[Entries taken from a collection]
☆ ☆ ☆ ☆ ☆

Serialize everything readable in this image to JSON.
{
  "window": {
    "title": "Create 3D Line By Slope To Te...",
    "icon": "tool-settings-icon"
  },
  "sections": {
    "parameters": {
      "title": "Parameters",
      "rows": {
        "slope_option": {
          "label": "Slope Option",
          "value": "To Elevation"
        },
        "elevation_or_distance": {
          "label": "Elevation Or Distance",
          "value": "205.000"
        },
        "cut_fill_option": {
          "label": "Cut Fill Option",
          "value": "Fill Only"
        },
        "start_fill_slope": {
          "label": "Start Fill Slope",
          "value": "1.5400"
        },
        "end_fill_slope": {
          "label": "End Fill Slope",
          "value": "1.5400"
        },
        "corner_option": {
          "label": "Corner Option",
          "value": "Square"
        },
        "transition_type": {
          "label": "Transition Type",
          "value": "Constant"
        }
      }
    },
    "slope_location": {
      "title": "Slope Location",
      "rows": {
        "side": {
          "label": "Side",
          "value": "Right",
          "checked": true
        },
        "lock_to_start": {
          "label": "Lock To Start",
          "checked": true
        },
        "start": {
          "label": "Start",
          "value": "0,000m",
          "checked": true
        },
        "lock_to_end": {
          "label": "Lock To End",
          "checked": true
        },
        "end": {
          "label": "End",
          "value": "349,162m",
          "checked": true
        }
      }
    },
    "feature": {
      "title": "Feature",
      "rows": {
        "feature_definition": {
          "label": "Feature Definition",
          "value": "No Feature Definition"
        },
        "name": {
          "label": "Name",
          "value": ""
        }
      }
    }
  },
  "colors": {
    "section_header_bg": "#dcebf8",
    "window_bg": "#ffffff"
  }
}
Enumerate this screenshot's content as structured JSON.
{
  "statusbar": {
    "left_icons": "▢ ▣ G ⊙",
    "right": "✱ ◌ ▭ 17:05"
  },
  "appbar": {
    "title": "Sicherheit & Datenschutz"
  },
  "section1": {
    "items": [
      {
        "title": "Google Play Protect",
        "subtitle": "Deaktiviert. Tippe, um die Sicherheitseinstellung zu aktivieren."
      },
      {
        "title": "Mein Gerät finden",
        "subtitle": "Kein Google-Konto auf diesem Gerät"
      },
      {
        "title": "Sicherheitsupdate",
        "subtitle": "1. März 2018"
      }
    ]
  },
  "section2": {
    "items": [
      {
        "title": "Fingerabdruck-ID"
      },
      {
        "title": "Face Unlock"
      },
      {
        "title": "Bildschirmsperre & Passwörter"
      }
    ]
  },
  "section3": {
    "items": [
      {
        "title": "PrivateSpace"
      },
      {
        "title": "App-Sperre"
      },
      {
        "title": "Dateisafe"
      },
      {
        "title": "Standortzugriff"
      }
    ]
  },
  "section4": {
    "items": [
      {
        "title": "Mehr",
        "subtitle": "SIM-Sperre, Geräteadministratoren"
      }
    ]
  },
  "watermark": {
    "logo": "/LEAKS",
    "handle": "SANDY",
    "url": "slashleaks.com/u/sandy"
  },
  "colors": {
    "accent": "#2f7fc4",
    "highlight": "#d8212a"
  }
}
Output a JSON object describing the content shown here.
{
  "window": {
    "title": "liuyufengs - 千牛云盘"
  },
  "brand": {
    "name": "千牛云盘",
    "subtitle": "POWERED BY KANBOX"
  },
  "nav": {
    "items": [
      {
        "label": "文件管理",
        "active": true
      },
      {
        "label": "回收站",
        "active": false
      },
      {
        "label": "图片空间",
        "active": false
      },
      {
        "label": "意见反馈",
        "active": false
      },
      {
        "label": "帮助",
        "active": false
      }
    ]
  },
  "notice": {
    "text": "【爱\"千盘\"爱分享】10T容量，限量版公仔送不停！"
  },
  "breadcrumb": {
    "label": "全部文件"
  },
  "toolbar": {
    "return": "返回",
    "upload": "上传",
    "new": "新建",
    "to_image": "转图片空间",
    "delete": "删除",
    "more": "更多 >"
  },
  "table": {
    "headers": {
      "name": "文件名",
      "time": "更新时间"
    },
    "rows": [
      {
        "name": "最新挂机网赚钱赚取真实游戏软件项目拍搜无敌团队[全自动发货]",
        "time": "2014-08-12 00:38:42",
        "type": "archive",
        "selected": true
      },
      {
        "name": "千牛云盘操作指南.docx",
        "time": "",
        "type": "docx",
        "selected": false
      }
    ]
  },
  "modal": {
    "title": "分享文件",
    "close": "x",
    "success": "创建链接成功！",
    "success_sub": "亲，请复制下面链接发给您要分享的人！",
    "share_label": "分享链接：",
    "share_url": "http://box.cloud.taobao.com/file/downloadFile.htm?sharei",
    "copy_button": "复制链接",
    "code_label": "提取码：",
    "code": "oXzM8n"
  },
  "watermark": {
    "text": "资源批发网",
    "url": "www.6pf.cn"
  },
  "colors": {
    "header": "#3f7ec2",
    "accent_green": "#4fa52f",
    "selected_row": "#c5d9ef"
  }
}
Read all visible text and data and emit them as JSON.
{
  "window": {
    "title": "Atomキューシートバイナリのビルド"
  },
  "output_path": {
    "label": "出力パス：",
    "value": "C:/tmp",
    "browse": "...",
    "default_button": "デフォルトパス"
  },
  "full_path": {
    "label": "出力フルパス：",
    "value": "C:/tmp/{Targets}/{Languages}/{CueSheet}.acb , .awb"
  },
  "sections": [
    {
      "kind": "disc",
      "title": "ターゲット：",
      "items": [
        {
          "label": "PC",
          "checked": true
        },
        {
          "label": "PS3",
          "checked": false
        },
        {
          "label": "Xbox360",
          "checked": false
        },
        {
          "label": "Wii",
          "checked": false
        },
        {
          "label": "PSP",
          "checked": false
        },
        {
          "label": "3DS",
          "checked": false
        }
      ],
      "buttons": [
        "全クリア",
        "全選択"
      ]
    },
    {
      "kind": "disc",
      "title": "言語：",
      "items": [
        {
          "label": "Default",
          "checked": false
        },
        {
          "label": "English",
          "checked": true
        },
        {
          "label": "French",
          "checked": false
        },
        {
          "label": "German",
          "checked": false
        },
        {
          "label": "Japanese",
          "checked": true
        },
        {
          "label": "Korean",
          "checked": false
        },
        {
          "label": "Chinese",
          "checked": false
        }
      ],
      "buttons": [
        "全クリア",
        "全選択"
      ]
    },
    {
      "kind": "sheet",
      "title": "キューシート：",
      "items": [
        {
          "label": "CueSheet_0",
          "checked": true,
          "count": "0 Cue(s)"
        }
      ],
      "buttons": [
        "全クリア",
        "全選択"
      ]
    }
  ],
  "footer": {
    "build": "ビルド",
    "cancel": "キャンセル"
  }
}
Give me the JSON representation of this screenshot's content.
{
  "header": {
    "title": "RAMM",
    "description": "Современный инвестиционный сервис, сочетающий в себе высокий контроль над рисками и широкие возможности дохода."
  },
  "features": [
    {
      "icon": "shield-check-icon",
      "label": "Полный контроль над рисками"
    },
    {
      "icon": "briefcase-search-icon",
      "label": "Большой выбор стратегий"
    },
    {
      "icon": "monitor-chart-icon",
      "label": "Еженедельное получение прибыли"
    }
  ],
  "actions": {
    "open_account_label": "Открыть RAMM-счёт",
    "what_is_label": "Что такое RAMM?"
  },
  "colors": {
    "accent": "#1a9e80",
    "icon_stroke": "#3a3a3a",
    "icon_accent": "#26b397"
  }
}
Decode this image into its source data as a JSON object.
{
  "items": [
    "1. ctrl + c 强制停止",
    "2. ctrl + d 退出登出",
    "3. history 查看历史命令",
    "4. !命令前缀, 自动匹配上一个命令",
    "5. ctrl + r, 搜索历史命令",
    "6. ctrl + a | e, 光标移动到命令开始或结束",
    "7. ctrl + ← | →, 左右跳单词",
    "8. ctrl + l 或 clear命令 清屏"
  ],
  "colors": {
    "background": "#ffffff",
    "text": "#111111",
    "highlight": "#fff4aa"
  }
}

☆ ☆ ☆ ☆ ☆

Goal:
Pull out all lines from the listing that contain the string "time".

Response to the task:
      "time": "更新时间"
        "time": "2014-08-12 00:38:42",
        "time": "",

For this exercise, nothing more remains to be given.